◆ **DATA SECTION**
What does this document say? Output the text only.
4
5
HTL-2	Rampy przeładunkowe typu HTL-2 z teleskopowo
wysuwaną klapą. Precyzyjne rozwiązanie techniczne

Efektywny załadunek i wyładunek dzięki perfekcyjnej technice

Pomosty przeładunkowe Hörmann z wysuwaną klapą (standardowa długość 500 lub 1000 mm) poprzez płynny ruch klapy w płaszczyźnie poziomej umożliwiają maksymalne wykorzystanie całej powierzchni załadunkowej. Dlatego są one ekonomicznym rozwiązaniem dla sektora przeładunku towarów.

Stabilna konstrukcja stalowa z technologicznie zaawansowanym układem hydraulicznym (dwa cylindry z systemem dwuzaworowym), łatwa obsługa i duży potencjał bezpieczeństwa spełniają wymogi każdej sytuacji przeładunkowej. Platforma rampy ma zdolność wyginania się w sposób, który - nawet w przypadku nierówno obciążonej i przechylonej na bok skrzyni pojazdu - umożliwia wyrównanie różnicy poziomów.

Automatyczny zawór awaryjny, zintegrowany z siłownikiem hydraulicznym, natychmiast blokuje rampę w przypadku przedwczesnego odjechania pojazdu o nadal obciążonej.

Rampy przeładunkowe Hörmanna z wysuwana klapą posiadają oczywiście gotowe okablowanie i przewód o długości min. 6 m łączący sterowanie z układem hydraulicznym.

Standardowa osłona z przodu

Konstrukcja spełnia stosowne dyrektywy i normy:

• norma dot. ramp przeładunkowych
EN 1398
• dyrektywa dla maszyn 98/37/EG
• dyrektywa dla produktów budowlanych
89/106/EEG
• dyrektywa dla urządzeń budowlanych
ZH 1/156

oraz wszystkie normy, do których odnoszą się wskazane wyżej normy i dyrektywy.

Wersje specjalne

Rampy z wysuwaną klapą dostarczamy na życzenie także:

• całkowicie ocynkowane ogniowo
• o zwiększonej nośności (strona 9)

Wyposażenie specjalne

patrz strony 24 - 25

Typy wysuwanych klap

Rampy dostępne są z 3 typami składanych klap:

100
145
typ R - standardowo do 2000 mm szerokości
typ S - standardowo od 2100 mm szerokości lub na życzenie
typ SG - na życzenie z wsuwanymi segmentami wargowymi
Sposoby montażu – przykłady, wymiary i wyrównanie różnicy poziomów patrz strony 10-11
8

◆ **AIM**
Reply with only the number of lines in the entries that contain the word "dyrektywy".

◆ **REPLY**
2